• [Source records]:
[BEGIN]

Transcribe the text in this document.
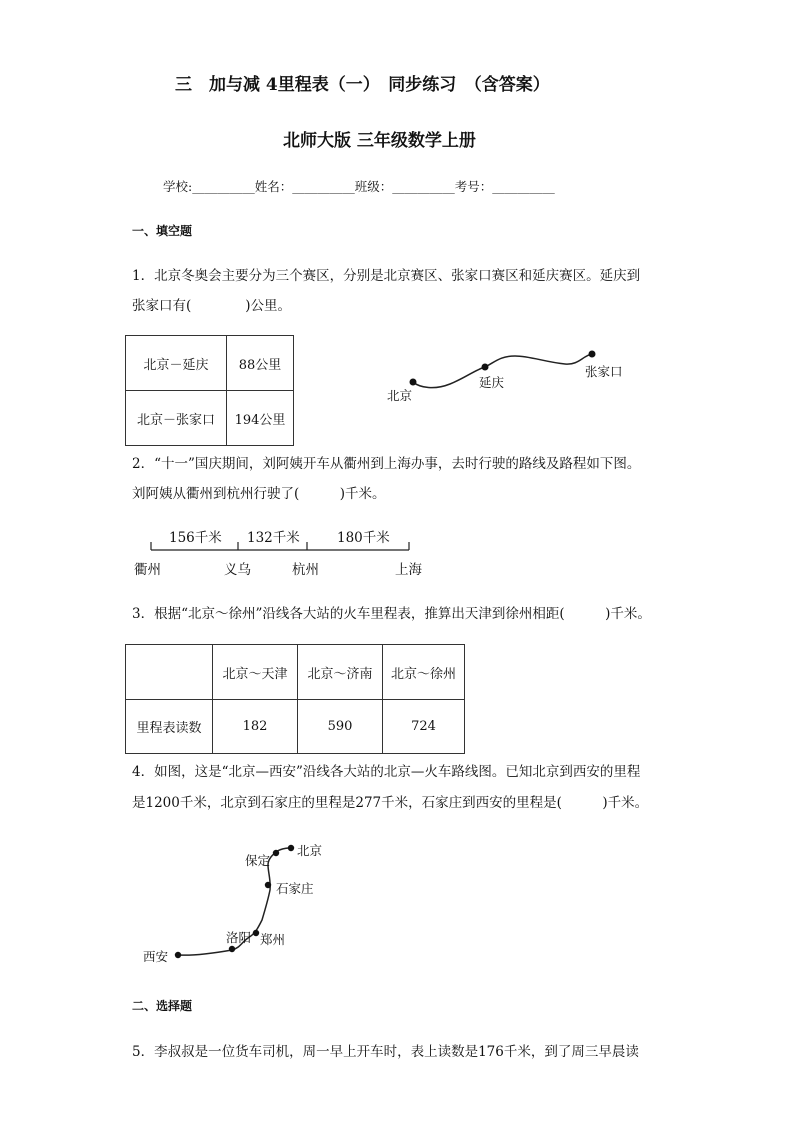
三　加与减 4里程表（一）　同步练习　（含答案）
北师大版 三年级数学上册
学校:__________姓名：__________班级：__________考号：__________
一、填空题
1．北京冬奥会主要分为三个赛区，分别是北京赛区、张家口赛区和延庆赛区。延庆到
张家口有(　　　　)公里。
北京－延庆	88公里
北京－张家口	194公里
北京
延庆
张家口
2．“十一”国庆期间，刘阿姨开车从衢州到上海办事，去时行驶的路线及路程如下图。
刘阿姨从衢州到杭州行驶了(　　　)千米。
156千米 132千米	180千米
衢州	义乌	杭州	上海
3．根据“北京～徐州”沿线各大站的火车里程表，推算出天津到徐州相距(　　　)千米。
	北京～天津	北京～济南	北京～徐州
里程表读数	182	590	724
4．如图，这是“北京—西安”沿线各大站的北京—火车路线图。已知北京到西安的里程
是1200千米，北京到石家庄的里程是277千米，石家庄到西安的里程是(　　　)千米。
北京
保定
石家庄
郑州
洛阳
西安
二、选择题
5．李叔叔是一位货车司机，周一早上开车时，表上读数是176千米，到了周三早晨读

[END]

• [Work instructions]: Transcribe all of the material exactly, leaving out whatever pictures it contains.

• [Response to this exercise]:
Transcribe the text in this document.
三　加与减 4里程表（一）　同步练习　（含答案）
北师大版 三年级数学上册
学校:__________姓名：__________班级：__________考号：__________
一、填空题
1．北京冬奥会主要分为三个赛区，分别是北京赛区、张家口赛区和延庆赛区。延庆到
张家口有(　　　　)公里。
北京－延庆	88公里
北京－张家口	194公里
北京
延庆
张家口
2．“十一”国庆期间，刘阿姨开车从衢州到上海办事，去时行驶的路线及路程如下图。
刘阿姨从衢州到杭州行驶了(　　　)千米。
156千米 132千米	180千米
衢州	义乌	杭州	上海
3．根据“北京～徐州”沿线各大站的火车里程表，推算出天津到徐州相距(　　　)千米。
	北京～天津	北京～济南	北京～徐州
里程表读数	182	590	724
4．如图，这是“北京—西安”沿线各大站的北京—火车路线图。已知北京到西安的里程
是1200千米，北京到石家庄的里程是277千米，石家庄到西安的里程是(　　　)千米。
北京
保定
石家庄
郑州
洛阳
西安
二、选择题
5．李叔叔是一位货车司机，周一早上开车时，表上读数是176千米，到了周三早晨读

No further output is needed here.